TASK REQUIREMENTS: Copy the items below word for word, starting with the very first line and ending with the line that contains "bar [237, 38, 249, 802]".

Start of DATASET

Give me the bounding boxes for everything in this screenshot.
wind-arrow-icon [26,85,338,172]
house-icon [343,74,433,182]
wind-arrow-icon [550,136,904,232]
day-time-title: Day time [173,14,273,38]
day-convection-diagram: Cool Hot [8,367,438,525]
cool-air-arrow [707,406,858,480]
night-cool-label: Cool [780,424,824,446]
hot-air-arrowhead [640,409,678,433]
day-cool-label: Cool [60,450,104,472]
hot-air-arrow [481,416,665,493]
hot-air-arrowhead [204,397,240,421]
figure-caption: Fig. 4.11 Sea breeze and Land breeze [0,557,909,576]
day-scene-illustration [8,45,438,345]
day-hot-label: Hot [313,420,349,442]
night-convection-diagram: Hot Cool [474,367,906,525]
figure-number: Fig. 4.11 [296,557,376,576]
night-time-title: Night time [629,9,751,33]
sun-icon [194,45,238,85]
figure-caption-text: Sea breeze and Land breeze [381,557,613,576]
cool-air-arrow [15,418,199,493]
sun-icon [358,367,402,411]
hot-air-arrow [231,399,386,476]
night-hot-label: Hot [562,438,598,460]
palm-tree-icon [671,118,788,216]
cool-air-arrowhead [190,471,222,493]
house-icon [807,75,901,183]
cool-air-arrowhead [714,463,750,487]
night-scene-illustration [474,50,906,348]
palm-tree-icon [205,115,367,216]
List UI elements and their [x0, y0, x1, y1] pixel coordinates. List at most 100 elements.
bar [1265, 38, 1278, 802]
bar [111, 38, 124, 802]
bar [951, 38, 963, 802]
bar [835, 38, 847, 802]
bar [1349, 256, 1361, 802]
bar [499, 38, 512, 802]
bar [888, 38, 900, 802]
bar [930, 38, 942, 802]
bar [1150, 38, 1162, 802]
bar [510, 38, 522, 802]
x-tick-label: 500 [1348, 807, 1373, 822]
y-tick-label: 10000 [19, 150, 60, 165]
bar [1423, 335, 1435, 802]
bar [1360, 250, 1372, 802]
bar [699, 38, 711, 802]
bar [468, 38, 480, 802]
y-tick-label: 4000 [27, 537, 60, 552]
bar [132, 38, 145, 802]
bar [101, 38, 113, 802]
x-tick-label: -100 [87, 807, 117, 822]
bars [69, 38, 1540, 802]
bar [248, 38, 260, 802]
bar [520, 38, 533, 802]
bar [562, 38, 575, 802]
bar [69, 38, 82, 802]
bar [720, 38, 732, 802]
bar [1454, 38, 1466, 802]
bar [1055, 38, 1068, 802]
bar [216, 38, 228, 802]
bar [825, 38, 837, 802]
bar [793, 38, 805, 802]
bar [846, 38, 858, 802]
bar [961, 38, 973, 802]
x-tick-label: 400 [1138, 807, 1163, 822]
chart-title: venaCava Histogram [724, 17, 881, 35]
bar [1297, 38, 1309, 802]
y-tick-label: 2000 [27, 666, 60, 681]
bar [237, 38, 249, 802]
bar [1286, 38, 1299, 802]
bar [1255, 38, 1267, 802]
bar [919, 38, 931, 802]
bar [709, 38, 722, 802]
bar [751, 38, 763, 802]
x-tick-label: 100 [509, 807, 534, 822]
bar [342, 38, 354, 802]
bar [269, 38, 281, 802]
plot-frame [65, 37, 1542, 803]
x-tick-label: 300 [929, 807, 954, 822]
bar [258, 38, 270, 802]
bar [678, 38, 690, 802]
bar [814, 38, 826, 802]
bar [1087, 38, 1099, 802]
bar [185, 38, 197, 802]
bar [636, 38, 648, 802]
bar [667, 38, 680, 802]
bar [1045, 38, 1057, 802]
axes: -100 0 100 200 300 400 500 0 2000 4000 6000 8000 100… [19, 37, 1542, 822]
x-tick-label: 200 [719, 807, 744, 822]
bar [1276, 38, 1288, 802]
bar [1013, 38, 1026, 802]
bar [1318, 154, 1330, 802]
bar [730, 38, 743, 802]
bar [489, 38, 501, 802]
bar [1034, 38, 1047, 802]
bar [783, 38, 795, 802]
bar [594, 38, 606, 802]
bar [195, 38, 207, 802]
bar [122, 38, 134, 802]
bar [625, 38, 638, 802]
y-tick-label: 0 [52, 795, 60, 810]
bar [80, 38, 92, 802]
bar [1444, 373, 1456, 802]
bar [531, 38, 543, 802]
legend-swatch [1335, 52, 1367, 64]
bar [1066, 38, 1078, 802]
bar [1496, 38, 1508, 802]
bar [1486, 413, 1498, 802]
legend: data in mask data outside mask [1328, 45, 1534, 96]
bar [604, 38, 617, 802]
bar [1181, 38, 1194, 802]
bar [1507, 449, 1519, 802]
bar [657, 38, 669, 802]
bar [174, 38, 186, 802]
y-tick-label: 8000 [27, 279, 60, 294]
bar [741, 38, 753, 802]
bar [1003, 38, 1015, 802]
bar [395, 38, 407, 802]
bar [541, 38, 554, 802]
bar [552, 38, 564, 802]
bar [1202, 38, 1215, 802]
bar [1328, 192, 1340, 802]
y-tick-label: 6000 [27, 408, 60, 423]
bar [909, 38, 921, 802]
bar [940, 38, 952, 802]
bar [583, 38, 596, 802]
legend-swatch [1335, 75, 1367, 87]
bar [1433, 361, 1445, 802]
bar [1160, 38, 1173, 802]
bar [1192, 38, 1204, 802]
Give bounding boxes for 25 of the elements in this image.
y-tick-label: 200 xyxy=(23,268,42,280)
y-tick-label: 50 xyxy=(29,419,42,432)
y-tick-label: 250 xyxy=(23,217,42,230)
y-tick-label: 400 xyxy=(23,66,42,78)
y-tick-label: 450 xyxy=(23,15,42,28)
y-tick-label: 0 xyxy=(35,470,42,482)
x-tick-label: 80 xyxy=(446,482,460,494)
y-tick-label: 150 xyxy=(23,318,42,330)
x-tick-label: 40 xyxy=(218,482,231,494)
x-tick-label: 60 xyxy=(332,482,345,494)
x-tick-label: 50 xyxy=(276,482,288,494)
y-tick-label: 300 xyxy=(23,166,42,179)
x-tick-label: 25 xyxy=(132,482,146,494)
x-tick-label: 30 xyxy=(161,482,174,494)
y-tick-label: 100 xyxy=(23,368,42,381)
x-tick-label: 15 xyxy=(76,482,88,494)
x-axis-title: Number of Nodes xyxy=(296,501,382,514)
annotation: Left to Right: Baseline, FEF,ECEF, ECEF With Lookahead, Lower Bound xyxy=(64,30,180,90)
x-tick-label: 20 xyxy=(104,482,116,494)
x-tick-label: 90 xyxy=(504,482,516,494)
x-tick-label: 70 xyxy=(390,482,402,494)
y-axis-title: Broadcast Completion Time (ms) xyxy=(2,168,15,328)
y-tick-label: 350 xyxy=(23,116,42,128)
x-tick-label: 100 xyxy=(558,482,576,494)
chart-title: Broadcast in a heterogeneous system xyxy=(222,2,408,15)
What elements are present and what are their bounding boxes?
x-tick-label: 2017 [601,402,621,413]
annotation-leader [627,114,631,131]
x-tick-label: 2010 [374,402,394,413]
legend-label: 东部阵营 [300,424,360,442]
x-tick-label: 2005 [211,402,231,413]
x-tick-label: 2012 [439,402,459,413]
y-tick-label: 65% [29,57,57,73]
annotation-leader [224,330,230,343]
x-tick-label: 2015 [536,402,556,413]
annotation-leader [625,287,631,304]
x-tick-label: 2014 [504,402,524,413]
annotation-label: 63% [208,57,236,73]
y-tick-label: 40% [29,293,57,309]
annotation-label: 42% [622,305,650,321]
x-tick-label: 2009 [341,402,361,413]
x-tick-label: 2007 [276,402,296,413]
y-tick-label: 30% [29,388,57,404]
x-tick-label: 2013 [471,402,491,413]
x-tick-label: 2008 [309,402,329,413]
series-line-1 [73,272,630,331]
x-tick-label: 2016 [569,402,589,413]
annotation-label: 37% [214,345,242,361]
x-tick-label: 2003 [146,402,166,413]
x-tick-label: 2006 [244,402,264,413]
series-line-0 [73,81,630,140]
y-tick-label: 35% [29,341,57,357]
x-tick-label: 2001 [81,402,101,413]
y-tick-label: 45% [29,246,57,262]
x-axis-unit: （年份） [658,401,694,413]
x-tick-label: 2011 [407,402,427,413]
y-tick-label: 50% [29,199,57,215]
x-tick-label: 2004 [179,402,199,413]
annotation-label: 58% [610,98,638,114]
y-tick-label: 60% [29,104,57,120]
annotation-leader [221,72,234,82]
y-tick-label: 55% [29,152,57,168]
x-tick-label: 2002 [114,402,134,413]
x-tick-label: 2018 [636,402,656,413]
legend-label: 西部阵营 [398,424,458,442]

End of DATASET

REPLY:
Give me the bounding boxes for everything in this screenshot.
wind-arrow-icon [26,85,338,172]
house-icon [343,74,433,182]
wind-arrow-icon [550,136,904,232]
day-time-title: Day time [173,14,273,38]
day-convection-diagram: Cool Hot [8,367,438,525]
cool-air-arrow [707,406,858,480]
night-cool-label: Cool [780,424,824,446]
hot-air-arrowhead [640,409,678,433]
day-cool-label: Cool [60,450,104,472]
hot-air-arrow [481,416,665,493]
hot-air-arrowhead [204,397,240,421]
figure-caption: Fig. 4.11 Sea breeze and Land breeze [0,557,909,576]
day-scene-illustration [8,45,438,345]
day-hot-label: Hot [313,420,349,442]
night-convection-diagram: Hot Cool [474,367,906,525]
figure-number: Fig. 4.11 [296,557,376,576]
night-time-title: Night time [629,9,751,33]
sun-icon [194,45,238,85]
figure-caption-text: Sea breeze and Land breeze [381,557,613,576]
cool-air-arrow [15,418,199,493]
sun-icon [358,367,402,411]
hot-air-arrow [231,399,386,476]
night-hot-label: Hot [562,438,598,460]
palm-tree-icon [671,118,788,216]
cool-air-arrowhead [190,471,222,493]
house-icon [807,75,901,183]
cool-air-arrowhead [714,463,750,487]
night-scene-illustration [474,50,906,348]
palm-tree-icon [205,115,367,216]
List UI elements and their [x0, y0, x1, y1] pixel coordinates. List at most 100 elements.
bar [1265, 38, 1278, 802]
bar [111, 38, 124, 802]
bar [951, 38, 963, 802]
bar [835, 38, 847, 802]
bar [1349, 256, 1361, 802]
bar [499, 38, 512, 802]
bar [888, 38, 900, 802]
bar [930, 38, 942, 802]
bar [1150, 38, 1162, 802]
bar [510, 38, 522, 802]
x-tick-label: 500 [1348, 807, 1373, 822]
y-tick-label: 10000 [19, 150, 60, 165]
bar [1423, 335, 1435, 802]
bar [1360, 250, 1372, 802]
bar [699, 38, 711, 802]
bar [468, 38, 480, 802]
y-tick-label: 4000 [27, 537, 60, 552]
bar [132, 38, 145, 802]
bar [101, 38, 113, 802]
x-tick-label: -100 [87, 807, 117, 822]
bars [69, 38, 1540, 802]
bar [248, 38, 260, 802]
bar [520, 38, 533, 802]
bar [562, 38, 575, 802]
bar [69, 38, 82, 802]
bar [720, 38, 732, 802]
bar [1454, 38, 1466, 802]
bar [1055, 38, 1068, 802]
bar [216, 38, 228, 802]
bar [825, 38, 837, 802]
bar [793, 38, 805, 802]
bar [846, 38, 858, 802]
bar [961, 38, 973, 802]
x-tick-label: 400 [1138, 807, 1163, 822]
chart-title: venaCava Histogram [724, 17, 881, 35]
bar [1297, 38, 1309, 802]
y-tick-label: 2000 [27, 666, 60, 681]
bar [237, 38, 249, 802]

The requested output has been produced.